> [DESCRIPTION OF THE TASK]: Quote every line of the data below as it stands, omitting pictures.

> [SOURCE DATA]:
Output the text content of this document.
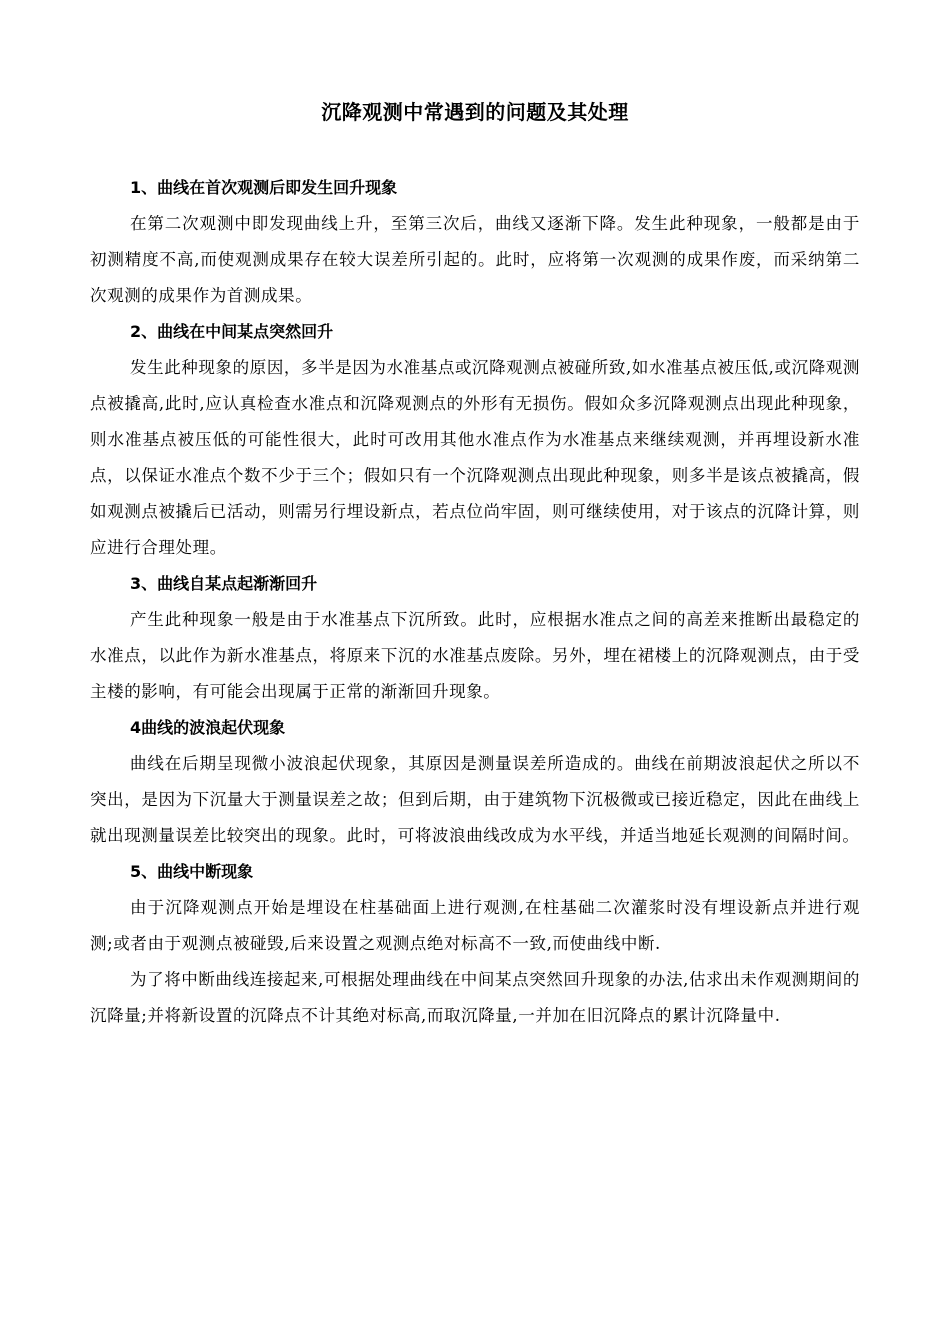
沉降观测中常遇到的问题及其处理
1、曲线在首次观测后即发生回升现象

在第二次观测中即发现曲线上升，至第三次后，曲线又逐渐下降。发生此种现象，一般都是由于初测精度不高,而使观测成果存在较大误差所引起的。此时，应将第一次观测的成果作废，而采纳第二次观测的成果作为首测成果。

2、曲线在中间某点突然回升

发生此种现象的原因，多半是因为水准基点或沉降观测点被碰所致,如水准基点被压低,或沉降观测点被撬高,此时,应认真检查水准点和沉降观测点的外形有无损伤。假如众多沉降观测点出现此种现象，则水准基点被压低的可能性很大，此时可改用其他水准点作为水准基点来继续观测，并再埋设新水准点，以保证水准点个数不少于三个；假如只有一个沉降观测点出现此种现象，则多半是该点被撬高，假如观测点被撬后已活动，则需另行埋设新点，若点位尚牢固，则可继续使用，对于该点的沉降计算，则应进行合理处理。

3、曲线自某点起渐渐回升

产生此种现象一般是由于水准基点下沉所致。此时，应根据水准点之间的高差来推断出最稳定的水准点，以此作为新水准基点，将原来下沉的水准基点废除。另外，埋在裙楼上的沉降观测点，由于受主楼的影响，有可能会出现属于正常的渐渐回升现象。

4曲线的波浪起伏现象

曲线在后期呈现微小波浪起伏现象，其原因是测量误差所造成的。曲线在前期波浪起伏之所以不突出，是因为下沉量大于测量误差之故；但到后期，由于建筑物下沉极微或已接近稳定，因此在曲线上就出现测量误差比较突出的现象。此时，可将波浪曲线改成为水平线，并适当地延长观测的间隔时间。

5、曲线中断现象

由于沉降观测点开始是埋设在柱基础面上进行观测,在柱基础二次灌浆时没有埋设新点并进行观测;或者由于观测点被碰毁,后来设置之观测点绝对标高不一致,而使曲线中断.

为了将中断曲线连接起来,可根据处理曲线在中间某点突然回升现象的办法,估求出未作观测期间的沉降量;并将新设置的沉降点不计其绝对标高,而取沉降量,一并加在旧沉降点的累计沉降量中.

> [WRITTEN ANSWER]:
Output the text content of this document.
沉降观测中常遇到的问题及其处理
1、曲线在首次观测后即发生回升现象

在第二次观测中即发现曲线上升，至第三次后，曲线又逐渐下降。发生此种现象，一般都是由于初测精度不高,而使观测成果存在较大误差所引起的。此时，应将第一次观测的成果作废，而采纳第二次观测的成果作为首测成果。

2、曲线在中间某点突然回升

发生此种现象的原因，多半是因为水准基点或沉降观测点被碰所致,如水准基点被压低,或沉降观测点被撬高,此时,应认真检查水准点和沉降观测点的外形有无损伤。假如众多沉降观测点出现此种现象，则水准基点被压低的可能性很大，此时可改用其他水准点作为水准基点来继续观测，并再埋设新水准点，以保证水准点个数不少于三个；假如只有一个沉降观测点出现此种现象，则多半是该点被撬高，假如观测点被撬后已活动，则需另行埋设新点，若点位尚牢固，则可继续使用，对于该点的沉降计算，则应进行合理处理。

3、曲线自某点起渐渐回升

产生此种现象一般是由于水准基点下沉所致。此时，应根据水准点之间的高差来推断出最稳定的水准点，以此作为新水准基点，将原来下沉的水准基点废除。另外，埋在裙楼上的沉降观测点，由于受主楼的影响，有可能会出现属于正常的渐渐回升现象。

4曲线的波浪起伏现象

曲线在后期呈现微小波浪起伏现象，其原因是测量误差所造成的。曲线在前期波浪起伏之所以不突出，是因为下沉量大于测量误差之故；但到后期，由于建筑物下沉极微或已接近稳定，因此在曲线上就出现测量误差比较突出的现象。此时，可将波浪曲线改成为水平线，并适当地延长观测的间隔时间。

5、曲线中断现象

由于沉降观测点开始是埋设在柱基础面上进行观测,在柱基础二次灌浆时没有埋设新点并进行观测;或者由于观测点被碰毁,后来设置之观测点绝对标高不一致,而使曲线中断.

为了将中断曲线连接起来,可根据处理曲线在中间某点突然回升现象的办法,估求出未作观测期间的沉降量;并将新设置的沉降点不计其绝对标高,而取沉降量,一并加在旧沉降点的累计沉降量中.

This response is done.